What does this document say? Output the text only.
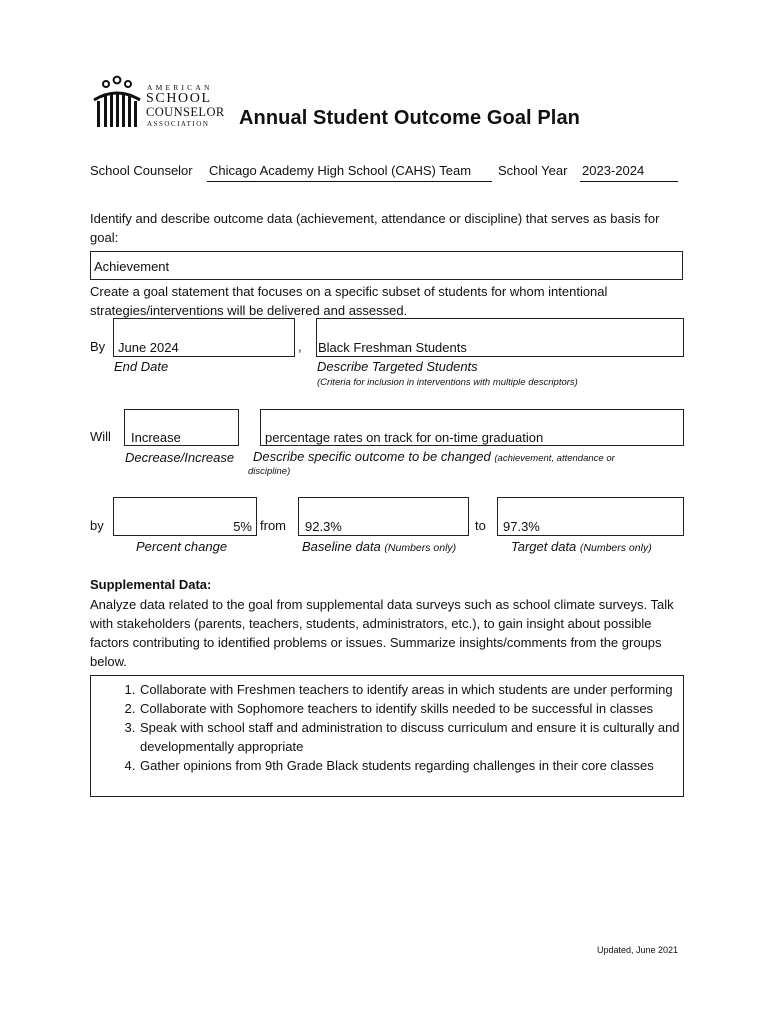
AMERICAN
SCHOOL
COUNSELOR
ASSOCIATION Annual Student Outcome Goal Plan
School Counselor Chicago Academy High School (CAHS) Team School Year 2023-2024
Identify and describe outcome data (achievement, attendance or discipline) that serves as basis for goal:
Achievement
Create a goal statement that focuses on a specific subset of students for whom intentional strategies/interventions will be delivered and assessed.
By June 2024	, Black Freshman Students
End Date	Describe Targeted Students
(Criteria for inclusion in interventions with multiple descriptors)
Will Increase	percentage rates on track for on-time graduation
Decrease/Increase Describe specific outcome to be changed (achievement, attendance or
discipline)
by	5% from 92.3%	to 97.3%
Percent change	Baseline data (Numbers only)	Target data (Numbers only)
Supplemental Data:
Analyze data related to the goal from supplemental data surveys such as school climate surveys. Talk with stakeholders (parents, teachers, students, administrators, etc.), to gain insight about possible factors contributing to identified problems or issues. Summarize insights/comments from the groups below.
1. Collaborate with Freshmen teachers to identify areas in which students are under performing
2. Collaborate with Sophomore teachers to identify skills needed to be successful in classes
3. Speak with school staff and administration to discuss curriculum and ensure it is culturally and developmentally appropriate
4. Gather opinions from 9th Grade Black students regarding challenges in their core classes
Updated, June 2021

- [SET TASK]:
Omit all pictures while transcribing the entries verbatim.

- [RESULT]:
What does this document say? Output the text only.
AMERICAN
SCHOOL
COUNSELOR
ASSOCIATION Annual Student Outcome Goal Plan
School Counselor Chicago Academy High School (CAHS) Team School Year 2023-2024
Identify and describe outcome data (achievement, attendance or discipline) that serves as basis for goal:
Achievement
Create a goal statement that focuses on a specific subset of students for whom intentional strategies/interventions will be delivered and assessed.
By June 2024	, Black Freshman Students
End Date	Describe Targeted Students
(Criteria for inclusion in interventions with multiple descriptors)
Will Increase	percentage rates on track for on-time graduation
Decrease/Increase Describe specific outcome to be changed (achievement, attendance or
discipline)
by	5% from 92.3%	to 97.3%
Percent change	Baseline data (Numbers only)	Target data (Numbers only)
Supplemental Data:
Analyze data related to the goal from supplemental data surveys such as school climate surveys. Talk with stakeholders (parents, teachers, students, administrators, etc.), to gain insight about possible factors contributing to identified problems or issues. Summarize insights/comments from the groups below.
1. Collaborate with Freshmen teachers to identify areas in which students are under performing
2. Collaborate with Sophomore teachers to identify skills needed to be successful in classes
3. Speak with school staff and administration to discuss curriculum and ensure it is culturally and developmentally appropriate
4. Gather opinions from 9th Grade Black students regarding challenges in their core classes
Updated, June 2021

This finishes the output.